## 資料の設問
(1) 本文のうち、「図13へ戻り、斜線判定部30」で始まり「表示の標識の場合は白である。」までの部分を、一字も変えずに書き写してください。
(2) 本文によれば、電光表示の標識の場合、所定色は何色か。

## 学習用本文
◇ ◇ ◇ ◇

図13へ戻り、斜線判定部30は、画像メモリ12に格納された2値化画像においてそのような斜め線が存在するか否かを判定する。具体的には、斜線判定部30は、画像メモリ12に格納された2値化画像における斜めの部分領域において所定色の画素からなる所定長以上の斜め線が存在するか否かを判定する。斜線判定部30には、画像メモリ12から直接的にまたは制御部14を介して間接的に画像情報が入力される。所定色は、通常の車両用標識の場合は黒であり、電光表示の標識の場合は白である。
【0089】
図15は、斜線判定部30で処理される2値化画像の部分領域の例および禁止を表す標識のいくつかの例を示す。斜線判定部30は、スキャンウィンドウSWにおける斜めの矩形の部分領域BL29において所定色の画素からなる所定長以上の斜め線が存在するか否かを判定する。

◇ ◇ ◇ ◇

## 提供資料
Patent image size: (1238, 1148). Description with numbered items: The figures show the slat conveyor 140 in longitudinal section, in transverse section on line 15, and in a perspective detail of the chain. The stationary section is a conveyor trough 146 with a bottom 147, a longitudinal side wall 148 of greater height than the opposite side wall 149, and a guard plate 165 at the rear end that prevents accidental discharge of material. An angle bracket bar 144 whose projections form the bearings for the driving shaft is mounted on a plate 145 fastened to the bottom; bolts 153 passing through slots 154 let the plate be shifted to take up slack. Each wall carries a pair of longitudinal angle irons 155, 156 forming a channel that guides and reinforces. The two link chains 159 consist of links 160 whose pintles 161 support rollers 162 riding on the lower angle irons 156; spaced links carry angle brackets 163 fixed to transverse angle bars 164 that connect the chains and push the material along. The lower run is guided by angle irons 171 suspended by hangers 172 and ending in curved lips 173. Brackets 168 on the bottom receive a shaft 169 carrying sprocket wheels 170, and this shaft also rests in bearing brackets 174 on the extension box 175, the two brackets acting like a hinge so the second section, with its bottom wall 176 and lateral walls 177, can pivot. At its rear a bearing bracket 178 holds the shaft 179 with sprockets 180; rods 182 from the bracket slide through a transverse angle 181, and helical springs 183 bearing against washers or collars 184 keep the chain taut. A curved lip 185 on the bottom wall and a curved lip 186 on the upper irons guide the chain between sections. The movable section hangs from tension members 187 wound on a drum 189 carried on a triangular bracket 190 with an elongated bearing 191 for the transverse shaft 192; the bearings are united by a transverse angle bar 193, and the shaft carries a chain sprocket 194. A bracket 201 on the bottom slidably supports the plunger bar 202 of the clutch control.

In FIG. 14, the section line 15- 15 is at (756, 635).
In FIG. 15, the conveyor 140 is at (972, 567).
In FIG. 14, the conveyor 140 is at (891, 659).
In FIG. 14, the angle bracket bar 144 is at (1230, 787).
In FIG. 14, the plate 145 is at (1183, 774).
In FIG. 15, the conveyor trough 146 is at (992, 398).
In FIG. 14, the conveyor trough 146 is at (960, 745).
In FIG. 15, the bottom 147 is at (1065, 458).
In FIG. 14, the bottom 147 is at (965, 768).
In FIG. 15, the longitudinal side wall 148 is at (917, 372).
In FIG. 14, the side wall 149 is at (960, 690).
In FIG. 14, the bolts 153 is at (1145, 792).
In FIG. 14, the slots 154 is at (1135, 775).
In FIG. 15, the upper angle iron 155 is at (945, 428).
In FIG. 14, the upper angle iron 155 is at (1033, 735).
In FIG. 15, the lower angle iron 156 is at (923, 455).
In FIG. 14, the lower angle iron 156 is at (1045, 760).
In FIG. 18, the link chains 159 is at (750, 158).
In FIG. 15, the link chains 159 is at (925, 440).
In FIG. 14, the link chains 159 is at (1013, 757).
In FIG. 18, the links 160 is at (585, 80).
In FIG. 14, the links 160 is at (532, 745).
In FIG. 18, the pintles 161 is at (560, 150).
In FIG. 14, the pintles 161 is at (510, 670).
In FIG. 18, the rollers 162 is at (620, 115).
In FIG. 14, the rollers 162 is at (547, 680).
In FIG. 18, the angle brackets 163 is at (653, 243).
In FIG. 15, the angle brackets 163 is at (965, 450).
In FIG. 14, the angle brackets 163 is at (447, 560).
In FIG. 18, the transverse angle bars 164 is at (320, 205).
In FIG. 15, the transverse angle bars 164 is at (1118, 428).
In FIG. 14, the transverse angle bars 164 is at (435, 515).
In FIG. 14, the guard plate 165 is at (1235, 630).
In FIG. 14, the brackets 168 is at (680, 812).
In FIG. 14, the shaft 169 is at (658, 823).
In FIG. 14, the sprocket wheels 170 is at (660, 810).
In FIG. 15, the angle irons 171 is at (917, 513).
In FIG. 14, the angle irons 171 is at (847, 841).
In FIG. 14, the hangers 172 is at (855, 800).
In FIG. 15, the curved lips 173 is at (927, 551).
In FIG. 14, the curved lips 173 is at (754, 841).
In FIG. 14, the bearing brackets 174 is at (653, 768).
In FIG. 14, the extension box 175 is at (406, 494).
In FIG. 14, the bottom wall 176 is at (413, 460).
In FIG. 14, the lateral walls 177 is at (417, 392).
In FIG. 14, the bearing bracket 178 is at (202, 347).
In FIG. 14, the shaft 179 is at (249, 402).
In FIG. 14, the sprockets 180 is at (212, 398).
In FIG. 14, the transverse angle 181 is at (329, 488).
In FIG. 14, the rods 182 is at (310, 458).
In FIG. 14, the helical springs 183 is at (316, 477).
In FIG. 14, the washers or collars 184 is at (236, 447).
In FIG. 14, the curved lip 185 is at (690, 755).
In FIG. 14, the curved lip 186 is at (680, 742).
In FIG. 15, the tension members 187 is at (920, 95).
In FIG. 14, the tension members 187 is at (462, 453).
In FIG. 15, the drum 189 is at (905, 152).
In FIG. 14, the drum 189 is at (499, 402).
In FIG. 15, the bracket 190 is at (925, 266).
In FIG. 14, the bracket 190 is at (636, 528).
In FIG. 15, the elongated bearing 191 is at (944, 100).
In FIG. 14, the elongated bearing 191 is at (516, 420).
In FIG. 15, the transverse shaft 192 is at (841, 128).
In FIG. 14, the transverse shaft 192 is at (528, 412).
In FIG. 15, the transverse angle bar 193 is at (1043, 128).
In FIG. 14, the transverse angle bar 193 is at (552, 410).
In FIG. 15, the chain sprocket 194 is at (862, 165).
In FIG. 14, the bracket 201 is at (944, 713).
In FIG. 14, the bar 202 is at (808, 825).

◇ ◇ ◇ ◇

## 設問の解答
(1)
図13へ戻り、斜線判定部30は、画像メモリ12に格納された2値化画像においてそのような斜め線が存在するか否かを判定する。具体的には、斜線判定部30は、画像メモリ12に格納された2値化画像における斜めの部分領域において所定色の画素からなる所定長以上の斜め線が存在するか否かを判定する。斜線判定部30には、画像メモリ12から直接的にまたは制御部14を介して間接的に画像情報が入力される。所定色は、通常の車両用標識の場合は黒であり、電光表示の標識の場合は白である。

(2) 白である。